====== Dataset ======

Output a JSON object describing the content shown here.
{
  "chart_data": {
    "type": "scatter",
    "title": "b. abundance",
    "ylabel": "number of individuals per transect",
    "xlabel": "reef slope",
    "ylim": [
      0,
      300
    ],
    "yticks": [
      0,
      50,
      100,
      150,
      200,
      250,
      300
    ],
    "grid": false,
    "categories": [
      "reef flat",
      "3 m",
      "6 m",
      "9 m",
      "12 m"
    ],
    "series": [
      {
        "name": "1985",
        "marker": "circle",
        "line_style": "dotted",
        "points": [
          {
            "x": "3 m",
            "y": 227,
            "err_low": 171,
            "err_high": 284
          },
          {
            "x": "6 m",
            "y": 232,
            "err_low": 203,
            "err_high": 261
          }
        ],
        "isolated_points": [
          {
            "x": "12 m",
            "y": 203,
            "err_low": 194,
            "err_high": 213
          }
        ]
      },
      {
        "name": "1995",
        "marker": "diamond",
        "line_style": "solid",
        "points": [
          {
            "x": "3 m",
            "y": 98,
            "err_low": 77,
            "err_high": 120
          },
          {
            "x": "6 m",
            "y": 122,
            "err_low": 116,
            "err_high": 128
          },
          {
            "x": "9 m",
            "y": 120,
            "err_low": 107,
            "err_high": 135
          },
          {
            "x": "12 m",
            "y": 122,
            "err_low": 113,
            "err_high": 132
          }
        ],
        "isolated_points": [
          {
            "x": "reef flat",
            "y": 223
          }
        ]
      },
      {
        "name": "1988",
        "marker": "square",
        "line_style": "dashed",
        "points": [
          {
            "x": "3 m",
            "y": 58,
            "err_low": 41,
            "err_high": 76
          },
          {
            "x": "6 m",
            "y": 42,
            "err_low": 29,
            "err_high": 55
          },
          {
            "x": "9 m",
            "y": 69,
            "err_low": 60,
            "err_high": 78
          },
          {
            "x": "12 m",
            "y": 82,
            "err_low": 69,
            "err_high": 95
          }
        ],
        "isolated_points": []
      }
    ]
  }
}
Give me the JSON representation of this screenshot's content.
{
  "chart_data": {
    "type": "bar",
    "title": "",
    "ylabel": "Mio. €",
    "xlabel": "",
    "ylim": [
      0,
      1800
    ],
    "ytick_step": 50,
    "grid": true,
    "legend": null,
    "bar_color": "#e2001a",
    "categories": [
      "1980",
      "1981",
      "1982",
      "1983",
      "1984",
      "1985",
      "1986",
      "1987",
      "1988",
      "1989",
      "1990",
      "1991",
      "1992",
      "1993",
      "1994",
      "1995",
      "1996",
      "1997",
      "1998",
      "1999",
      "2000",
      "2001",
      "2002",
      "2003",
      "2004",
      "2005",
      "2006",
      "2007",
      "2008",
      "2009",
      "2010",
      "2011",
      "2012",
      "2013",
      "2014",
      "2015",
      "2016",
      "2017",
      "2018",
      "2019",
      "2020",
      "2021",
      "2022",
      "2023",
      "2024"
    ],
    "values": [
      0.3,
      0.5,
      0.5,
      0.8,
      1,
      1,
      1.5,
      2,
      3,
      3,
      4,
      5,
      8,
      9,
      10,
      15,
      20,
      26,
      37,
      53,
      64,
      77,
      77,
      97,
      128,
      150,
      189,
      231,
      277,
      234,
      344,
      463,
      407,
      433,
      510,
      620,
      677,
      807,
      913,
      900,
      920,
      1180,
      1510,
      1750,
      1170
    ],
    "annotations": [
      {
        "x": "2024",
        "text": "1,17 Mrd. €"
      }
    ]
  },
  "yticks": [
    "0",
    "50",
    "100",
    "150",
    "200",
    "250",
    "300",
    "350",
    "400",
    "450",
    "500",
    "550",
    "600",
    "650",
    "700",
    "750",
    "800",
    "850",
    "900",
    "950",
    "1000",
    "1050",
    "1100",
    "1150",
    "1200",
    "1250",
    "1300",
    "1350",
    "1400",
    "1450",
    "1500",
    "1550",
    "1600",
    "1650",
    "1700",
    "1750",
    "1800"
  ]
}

======

*Task directions*: Transcribe all of the entries without altering anything.

*Answer to the task*:
Output a JSON object describing the content shown here.
{
  "chart_data": {
    "type": "scatter",
    "title": "b. abundance",
    "ylabel": "number of individuals per transect",
    "xlabel": "reef slope",
    "ylim": [
      0,
      300
    ],
    "yticks": [
      0,
      50,
      100,
      150,
      200,
      250,
      300
    ],
    "grid": false,
    "categories": [
      "reef flat",
      "3 m",
      "6 m",
      "9 m",
      "12 m"
    ],
    "series": [
      {
        "name": "1985",
        "marker": "circle",
        "line_style": "dotted",
        "points": [
          {
            "x": "3 m",
            "y": 227,
            "err_low": 171,
            "err_high": 284
          },
          {
            "x": "6 m",
            "y": 232,
            "err_low": 203,
            "err_high": 261
          }
        ],
        "isolated_points": [
          {
            "x": "12 m",
            "y": 203,
            "err_low": 194,
            "err_high": 213
          }
        ]
      },
      {
        "name": "1995",
        "marker": "diamond",
        "line_style": "solid",
        "points": [
          {
            "x": "3 m",
            "y": 98,
            "err_low": 77,
            "err_high": 120
          },
          {
            "x": "6 m",
            "y": 122,
            "err_low": 116,
            "err_high": 128
          },
          {
            "x": "9 m",
            "y": 120,
            "err_low": 107,
            "err_high": 135
          },
          {
            "x": "12 m",
            "y": 122,
            "err_low": 113,
            "err_high": 132
          }
        ],
        "isolated_points": [
          {
            "x": "reef flat",
            "y": 223
          }
        ]
      },
      {
        "name": "1988",
        "marker": "square",
        "line_style": "dashed",
        "points": [
          {
            "x": "3 m",
            "y": 58,
            "err_low": 41,
            "err_high": 76
          },
          {
            "x": "6 m",
            "y": 42,
            "err_low": 29,
            "err_high": 55
          },
          {
            "x": "9 m",
            "y": 69,
            "err_low": 60,
            "err_high": 78
          },
          {
            "x": "12 m",
            "y": 82,
            "err_low": 69,
            "err_high": 95
          }
        ],
        "isolated_points": []
      }
    ]
  }
}
Give me the JSON representation of this screenshot's content.
{
  "chart_data": {
    "type": "bar",
    "title": "",
    "ylabel": "Mio. €",
    "xlabel": "",
    "ylim": [
      0,
      1800
    ],
    "ytick_step": 50,
    "grid": true,
    "legend": null,
    "bar_color": "#e2001a",
    "categories": [
      "1980",
      "1981",
      "1982",
      "1983",
      "1984",
      "1985",
      "1986",
      "1987",
      "1988",
      "1989",
      "1990",
      "1991",
      "1992",
      "1993",
      "1994",
      "1995",
      "1996",
      "1997",
      "1998",
      "1999",
      "2000",
      "2001",
      "2002",
      "2003",
      "2004",
      "2005",
      "2006",
      "2007",
      "2008",
      "2009",
      "2010",
      "2011",
      "2012",
      "2013",
      "2014",
      "2015",
      "2016",
      "2017",
      "2018",
      "2019",
      "2020",
      "2021",
      "2022",
      "2023",
      "2024"
    ],
    "values": [
      0.3,
      0.5,
      0.5,
      0.8,
      1,
      1,
      1.5,
      2,
      3,
      3,
      4,
      5,
      8,
      9,
      10,
      15,
      20,
      26,
      37,
      53,
      64,
      77,
      77,
      97,
      128,
      150,
      189,
      231,
      277,
      234,
      344,
      463,
      407,
      433,
      510,
      620,
      677,
      807,
      913,
      900,
      920,
      1180,
      1510,
      1750,
      1170
    ],
    "annotations": [
      {
        "x": "2024",
        "text": "1,17 Mrd. €"
      }
    ]
  },
  "yticks": [
    "0",
    "50",
    "100",
    "150",
    "200",
    "250",
    "300",
    "350",
    "400",
    "450",
    "500",
    "550",
    "600",
    "650",
    "700",
    "750",
    "800",
    "850",
    "900",
    "950",
    "1000",
    "1050",
    "1100",
    "1150",
    "1200",
    "1250",
    "1300",
    "1350",
    "1400",
    "1450",
    "1500",
    "1550",
    "1600",
    "1650",
    "1700",
    "1750",
    "1800"
  ]
}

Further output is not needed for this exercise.